Set each entry down verbatim, omitting images.

● Extracted records:
□ □ □ □ □

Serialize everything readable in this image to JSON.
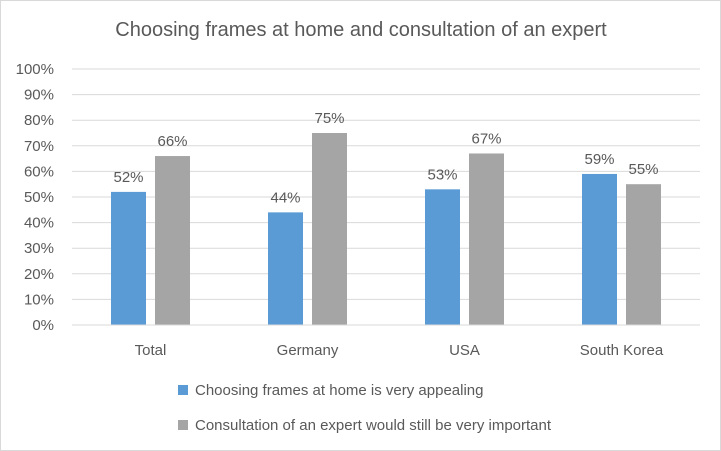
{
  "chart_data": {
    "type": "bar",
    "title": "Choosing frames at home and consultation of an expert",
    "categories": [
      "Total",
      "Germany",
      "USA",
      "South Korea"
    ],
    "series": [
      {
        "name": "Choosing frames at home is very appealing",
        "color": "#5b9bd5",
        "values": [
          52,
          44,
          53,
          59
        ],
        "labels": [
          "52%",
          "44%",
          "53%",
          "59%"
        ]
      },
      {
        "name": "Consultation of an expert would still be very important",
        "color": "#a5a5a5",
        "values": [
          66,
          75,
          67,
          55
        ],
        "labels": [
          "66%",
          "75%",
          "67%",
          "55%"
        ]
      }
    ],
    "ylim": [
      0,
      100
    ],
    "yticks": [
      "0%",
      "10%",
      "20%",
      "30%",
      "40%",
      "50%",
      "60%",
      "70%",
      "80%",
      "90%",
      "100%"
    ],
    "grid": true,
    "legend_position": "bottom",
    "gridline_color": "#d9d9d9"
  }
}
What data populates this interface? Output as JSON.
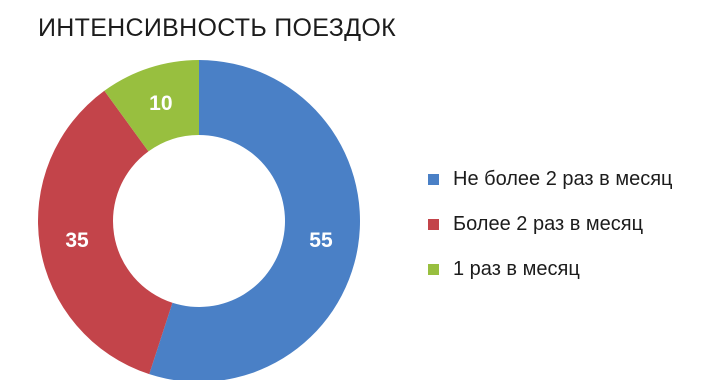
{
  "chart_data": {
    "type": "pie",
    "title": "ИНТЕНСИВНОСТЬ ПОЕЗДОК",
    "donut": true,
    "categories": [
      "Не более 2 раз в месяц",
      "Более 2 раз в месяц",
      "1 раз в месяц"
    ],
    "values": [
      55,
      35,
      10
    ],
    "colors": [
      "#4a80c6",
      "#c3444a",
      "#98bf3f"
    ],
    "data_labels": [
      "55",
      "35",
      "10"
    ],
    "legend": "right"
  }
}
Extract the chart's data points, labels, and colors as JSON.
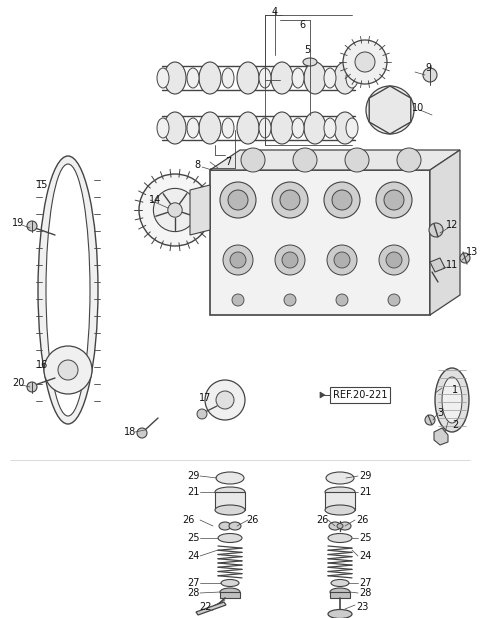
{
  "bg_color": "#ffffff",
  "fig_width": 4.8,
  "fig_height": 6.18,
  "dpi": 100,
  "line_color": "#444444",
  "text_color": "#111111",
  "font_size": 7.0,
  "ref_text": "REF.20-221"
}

□ □ □ □ □

● EXERCISE OUTPUT:
Serialize everything readable in this image to JSON.
{
  "chart_data": {
    "type": "bar",
    "title": "Choosing frames at home and consultation of an expert",
    "categories": [
      "Total",
      "Germany",
      "USA",
      "South Korea"
    ],
    "series": [
      {
        "name": "Choosing frames at home is very appealing",
        "color": "#5b9bd5",
        "values": [
          52,
          44,
          53,
          59
        ],
        "labels": [
          "52%",
          "44%",
          "53%",
          "59%"
        ]
      },
      {
        "name": "Consultation of an expert would still be very important",
        "color": "#a5a5a5",
        "values": [
          66,
          75,
          67,
          55
        ],
        "labels": [
          "66%",
          "75%",
          "67%",
          "55%"
        ]
      }
    ],
    "ylim": [
      0,
      100
    ],
    "yticks": [
      "0%",
      "10%",
      "20%",
      "30%",
      "40%",
      "50%",
      "60%",
      "70%",
      "80%",
      "90%",
      "100%"
    ],
    "grid": true,
    "legend_position": "bottom",
    "gridline_color": "#d9d9d9"
  }
}
What data populates this interface? Output as JSON.
{
  "chart_data": {
    "type": "pie",
    "title": "ИНТЕНСИВНОСТЬ ПОЕЗДОК",
    "donut": true,
    "categories": [
      "Не более 2 раз в месяц",
      "Более 2 раз в месяц",
      "1 раз в месяц"
    ],
    "values": [
      55,
      35,
      10
    ],
    "colors": [
      "#4a80c6",
      "#c3444a",
      "#98bf3f"
    ],
    "data_labels": [
      "55",
      "35",
      "10"
    ],
    "legend": "right"
  }
}
Extract the chart's data points, labels, and colors as JSON.
{
  "bg_color": "#ffffff",
  "fig_width": 4.8,
  "fig_height": 6.18,
  "dpi": 100,
  "line_color": "#444444",
  "text_color": "#111111",
  "font_size": 7.0,
  "ref_text": "REF.20-221"
}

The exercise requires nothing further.